Pull every "answer" line out of the data below.

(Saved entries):

━━━━━━

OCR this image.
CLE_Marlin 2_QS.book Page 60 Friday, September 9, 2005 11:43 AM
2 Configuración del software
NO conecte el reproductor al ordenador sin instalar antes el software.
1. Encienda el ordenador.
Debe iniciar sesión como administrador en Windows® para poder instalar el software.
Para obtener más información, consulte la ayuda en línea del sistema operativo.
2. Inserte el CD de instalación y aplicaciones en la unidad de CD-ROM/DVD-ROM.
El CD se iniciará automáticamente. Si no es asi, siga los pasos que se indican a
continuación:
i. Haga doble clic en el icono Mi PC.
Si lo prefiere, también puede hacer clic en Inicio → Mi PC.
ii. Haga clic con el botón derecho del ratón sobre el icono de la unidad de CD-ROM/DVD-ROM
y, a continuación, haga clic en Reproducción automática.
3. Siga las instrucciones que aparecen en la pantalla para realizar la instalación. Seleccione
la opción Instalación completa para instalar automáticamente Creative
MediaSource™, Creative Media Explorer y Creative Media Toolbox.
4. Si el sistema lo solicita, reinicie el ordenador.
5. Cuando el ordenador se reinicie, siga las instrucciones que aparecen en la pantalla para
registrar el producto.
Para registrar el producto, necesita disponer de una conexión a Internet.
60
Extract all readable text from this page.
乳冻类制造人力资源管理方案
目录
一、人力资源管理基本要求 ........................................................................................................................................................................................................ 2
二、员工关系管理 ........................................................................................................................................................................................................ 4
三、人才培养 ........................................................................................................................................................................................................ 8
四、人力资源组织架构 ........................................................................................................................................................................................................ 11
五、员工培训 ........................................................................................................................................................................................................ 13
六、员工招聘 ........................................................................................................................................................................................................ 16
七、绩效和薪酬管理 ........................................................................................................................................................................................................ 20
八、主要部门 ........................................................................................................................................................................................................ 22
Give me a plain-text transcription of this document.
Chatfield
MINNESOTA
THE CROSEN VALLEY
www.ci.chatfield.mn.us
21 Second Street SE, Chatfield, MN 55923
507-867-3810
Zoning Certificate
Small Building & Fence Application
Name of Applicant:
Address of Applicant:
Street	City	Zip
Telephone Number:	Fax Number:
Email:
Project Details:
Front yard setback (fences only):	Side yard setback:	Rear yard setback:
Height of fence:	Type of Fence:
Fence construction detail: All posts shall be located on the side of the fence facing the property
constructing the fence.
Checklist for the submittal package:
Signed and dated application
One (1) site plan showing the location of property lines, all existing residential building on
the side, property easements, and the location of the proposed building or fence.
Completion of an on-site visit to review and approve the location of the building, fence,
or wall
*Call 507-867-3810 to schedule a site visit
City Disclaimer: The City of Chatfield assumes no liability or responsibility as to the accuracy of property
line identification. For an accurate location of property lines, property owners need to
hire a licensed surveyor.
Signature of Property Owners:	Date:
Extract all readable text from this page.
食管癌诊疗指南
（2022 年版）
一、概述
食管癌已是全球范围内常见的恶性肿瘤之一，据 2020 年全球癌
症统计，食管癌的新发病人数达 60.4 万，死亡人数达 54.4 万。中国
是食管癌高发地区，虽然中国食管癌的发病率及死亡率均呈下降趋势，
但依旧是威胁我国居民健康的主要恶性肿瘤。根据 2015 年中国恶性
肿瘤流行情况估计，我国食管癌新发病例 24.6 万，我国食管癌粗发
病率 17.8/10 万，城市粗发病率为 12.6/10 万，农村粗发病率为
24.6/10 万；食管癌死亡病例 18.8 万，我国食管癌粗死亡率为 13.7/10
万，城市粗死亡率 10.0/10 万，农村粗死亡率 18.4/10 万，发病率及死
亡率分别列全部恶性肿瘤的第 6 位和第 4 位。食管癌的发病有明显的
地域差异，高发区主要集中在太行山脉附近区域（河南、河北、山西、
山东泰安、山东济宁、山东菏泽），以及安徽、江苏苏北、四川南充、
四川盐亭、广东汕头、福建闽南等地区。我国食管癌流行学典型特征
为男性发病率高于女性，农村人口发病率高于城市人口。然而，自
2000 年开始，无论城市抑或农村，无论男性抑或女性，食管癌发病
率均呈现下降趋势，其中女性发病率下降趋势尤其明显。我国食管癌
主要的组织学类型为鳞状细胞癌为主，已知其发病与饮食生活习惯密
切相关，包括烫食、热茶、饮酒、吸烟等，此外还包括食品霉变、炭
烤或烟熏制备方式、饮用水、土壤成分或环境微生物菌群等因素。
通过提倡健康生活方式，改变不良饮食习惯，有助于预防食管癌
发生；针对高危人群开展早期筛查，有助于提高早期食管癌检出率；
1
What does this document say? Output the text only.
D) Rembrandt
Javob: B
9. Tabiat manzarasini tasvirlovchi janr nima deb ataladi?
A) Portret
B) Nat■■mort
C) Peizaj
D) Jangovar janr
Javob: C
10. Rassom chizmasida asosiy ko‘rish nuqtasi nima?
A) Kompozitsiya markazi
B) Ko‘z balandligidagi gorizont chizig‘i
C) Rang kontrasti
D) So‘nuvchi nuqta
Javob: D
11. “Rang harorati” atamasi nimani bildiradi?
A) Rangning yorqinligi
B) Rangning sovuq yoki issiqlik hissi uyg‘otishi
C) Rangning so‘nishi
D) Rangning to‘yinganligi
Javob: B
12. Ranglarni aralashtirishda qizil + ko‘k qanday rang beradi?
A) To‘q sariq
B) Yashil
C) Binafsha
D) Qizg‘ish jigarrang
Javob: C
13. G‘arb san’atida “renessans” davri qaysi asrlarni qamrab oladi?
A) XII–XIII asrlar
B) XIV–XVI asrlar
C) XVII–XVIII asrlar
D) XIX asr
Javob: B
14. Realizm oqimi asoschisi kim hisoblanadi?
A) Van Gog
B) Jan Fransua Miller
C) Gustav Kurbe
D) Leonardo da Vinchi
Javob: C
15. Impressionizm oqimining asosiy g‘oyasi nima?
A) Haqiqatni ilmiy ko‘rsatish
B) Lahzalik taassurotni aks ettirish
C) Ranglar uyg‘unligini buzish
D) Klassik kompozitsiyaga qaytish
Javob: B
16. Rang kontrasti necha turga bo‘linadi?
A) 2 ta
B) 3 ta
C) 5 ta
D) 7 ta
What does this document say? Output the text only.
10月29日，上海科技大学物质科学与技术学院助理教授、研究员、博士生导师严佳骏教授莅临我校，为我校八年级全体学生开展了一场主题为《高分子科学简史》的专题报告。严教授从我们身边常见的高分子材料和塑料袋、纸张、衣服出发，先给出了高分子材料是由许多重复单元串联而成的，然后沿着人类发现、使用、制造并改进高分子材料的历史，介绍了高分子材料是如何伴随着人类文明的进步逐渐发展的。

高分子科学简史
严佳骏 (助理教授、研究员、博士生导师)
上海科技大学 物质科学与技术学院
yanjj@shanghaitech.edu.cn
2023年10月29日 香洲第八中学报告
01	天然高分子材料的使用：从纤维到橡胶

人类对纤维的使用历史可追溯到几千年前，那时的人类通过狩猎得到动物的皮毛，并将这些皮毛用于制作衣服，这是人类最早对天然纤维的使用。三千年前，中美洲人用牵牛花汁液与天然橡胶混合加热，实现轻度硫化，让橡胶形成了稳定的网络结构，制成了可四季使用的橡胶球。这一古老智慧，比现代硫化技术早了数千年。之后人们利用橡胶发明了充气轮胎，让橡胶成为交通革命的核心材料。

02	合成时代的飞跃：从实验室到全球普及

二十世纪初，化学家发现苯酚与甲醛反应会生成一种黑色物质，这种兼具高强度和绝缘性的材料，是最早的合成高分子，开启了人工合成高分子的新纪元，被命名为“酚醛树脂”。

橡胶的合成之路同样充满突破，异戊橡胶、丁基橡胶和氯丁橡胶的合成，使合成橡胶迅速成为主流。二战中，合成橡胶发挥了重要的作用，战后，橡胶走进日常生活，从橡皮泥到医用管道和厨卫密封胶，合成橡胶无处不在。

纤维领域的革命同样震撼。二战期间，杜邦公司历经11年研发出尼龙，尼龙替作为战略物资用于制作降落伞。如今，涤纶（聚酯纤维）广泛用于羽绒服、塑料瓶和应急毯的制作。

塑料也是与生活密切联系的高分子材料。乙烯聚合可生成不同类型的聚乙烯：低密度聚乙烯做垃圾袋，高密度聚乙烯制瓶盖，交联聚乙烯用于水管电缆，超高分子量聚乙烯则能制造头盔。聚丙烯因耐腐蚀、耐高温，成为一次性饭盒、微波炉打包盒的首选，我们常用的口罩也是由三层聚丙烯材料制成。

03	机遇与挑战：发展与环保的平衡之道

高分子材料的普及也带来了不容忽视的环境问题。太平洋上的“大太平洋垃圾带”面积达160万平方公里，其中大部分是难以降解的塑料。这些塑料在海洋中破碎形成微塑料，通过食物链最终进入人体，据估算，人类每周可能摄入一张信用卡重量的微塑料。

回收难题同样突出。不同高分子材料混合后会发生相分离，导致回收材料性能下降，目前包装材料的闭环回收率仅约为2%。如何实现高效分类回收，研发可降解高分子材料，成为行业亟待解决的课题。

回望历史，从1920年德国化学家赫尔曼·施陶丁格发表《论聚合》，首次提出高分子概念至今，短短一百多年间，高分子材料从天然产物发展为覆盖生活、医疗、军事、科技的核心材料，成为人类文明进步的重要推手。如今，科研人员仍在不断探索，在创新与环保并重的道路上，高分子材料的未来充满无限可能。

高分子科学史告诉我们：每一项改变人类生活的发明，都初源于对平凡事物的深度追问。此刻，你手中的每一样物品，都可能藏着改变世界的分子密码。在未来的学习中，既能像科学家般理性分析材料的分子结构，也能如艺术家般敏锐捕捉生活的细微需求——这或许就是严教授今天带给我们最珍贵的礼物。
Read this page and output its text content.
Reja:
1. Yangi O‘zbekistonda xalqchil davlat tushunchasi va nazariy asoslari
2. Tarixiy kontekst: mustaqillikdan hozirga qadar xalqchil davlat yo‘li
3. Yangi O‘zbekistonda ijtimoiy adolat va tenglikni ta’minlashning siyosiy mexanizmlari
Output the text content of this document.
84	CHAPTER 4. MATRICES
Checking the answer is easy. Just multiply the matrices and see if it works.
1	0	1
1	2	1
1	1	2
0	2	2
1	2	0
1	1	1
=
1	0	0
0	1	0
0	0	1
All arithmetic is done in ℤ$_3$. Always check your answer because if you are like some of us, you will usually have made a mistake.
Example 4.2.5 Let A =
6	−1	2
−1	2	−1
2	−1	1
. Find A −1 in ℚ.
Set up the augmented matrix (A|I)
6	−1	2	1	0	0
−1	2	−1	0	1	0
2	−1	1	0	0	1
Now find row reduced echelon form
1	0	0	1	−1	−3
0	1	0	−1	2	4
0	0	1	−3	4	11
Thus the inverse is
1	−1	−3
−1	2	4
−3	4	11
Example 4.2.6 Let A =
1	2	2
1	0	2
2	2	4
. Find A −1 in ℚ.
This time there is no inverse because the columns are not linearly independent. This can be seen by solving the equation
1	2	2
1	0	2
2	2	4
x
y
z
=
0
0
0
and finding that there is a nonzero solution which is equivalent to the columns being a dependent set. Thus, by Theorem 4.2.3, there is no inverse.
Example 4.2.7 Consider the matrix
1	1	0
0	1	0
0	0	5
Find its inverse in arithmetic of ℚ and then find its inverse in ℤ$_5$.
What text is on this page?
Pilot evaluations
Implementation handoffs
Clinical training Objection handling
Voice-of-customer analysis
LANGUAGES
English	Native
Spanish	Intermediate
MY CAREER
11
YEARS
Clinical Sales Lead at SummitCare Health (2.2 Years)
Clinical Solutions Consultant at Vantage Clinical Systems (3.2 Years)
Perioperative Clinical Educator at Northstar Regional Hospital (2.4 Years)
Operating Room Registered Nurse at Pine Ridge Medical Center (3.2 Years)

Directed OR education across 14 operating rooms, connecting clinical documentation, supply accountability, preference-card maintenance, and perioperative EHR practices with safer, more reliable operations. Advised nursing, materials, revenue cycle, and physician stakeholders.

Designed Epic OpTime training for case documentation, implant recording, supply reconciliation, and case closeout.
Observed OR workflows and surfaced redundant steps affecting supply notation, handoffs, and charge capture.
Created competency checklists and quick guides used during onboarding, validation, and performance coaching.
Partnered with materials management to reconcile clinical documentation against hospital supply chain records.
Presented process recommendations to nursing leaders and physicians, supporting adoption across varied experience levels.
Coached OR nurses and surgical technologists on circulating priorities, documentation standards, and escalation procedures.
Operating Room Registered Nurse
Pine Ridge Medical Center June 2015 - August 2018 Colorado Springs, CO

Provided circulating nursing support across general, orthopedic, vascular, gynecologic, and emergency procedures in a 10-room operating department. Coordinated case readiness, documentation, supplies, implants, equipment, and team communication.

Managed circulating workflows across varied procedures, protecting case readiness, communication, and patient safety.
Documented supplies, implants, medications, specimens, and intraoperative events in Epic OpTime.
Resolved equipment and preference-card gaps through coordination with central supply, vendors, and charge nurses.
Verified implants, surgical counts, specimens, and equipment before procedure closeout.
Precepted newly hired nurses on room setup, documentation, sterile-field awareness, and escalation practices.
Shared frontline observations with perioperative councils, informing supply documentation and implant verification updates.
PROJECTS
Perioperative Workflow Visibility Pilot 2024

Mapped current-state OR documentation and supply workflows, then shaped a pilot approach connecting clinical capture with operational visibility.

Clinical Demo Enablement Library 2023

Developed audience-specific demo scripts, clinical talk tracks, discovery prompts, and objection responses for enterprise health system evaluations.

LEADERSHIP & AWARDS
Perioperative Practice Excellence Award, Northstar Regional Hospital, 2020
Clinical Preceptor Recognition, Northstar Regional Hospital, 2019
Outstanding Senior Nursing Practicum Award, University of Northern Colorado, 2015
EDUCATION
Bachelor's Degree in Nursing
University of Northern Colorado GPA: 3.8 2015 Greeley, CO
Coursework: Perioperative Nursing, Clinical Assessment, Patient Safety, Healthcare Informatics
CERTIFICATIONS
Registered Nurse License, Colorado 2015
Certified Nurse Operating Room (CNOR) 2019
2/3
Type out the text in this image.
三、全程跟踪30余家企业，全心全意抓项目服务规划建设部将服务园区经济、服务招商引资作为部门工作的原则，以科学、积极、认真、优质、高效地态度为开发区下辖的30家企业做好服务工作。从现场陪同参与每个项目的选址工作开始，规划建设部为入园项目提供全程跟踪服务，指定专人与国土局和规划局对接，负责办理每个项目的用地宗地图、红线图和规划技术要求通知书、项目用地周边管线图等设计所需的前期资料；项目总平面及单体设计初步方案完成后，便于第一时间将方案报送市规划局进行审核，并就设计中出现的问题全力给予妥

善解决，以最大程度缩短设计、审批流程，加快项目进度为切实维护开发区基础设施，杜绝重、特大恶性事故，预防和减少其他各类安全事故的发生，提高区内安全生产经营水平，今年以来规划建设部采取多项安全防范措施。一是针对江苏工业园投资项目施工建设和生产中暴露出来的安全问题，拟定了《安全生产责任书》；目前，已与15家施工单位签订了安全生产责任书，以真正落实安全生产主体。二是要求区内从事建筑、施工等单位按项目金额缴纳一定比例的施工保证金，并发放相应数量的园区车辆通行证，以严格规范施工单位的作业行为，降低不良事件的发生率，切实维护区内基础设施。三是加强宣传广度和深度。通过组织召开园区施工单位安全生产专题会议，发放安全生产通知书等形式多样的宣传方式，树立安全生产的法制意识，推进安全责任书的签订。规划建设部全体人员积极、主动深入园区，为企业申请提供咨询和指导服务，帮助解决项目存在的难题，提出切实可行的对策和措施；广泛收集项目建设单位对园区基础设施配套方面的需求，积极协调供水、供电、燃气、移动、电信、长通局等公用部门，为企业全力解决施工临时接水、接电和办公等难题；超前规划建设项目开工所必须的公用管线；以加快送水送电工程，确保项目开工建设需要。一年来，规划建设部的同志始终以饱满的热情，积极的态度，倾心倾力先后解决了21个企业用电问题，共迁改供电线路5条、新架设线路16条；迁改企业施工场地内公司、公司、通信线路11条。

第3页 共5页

━━━━━━

(OUTPUT FOR THIS TASK):
Checking the answer is easy. Just multiply the matrices and see if it works.
All arithmetic is done in ℤ$_3$. Always check your answer because if you are like some of us, you will usually have made a mistake.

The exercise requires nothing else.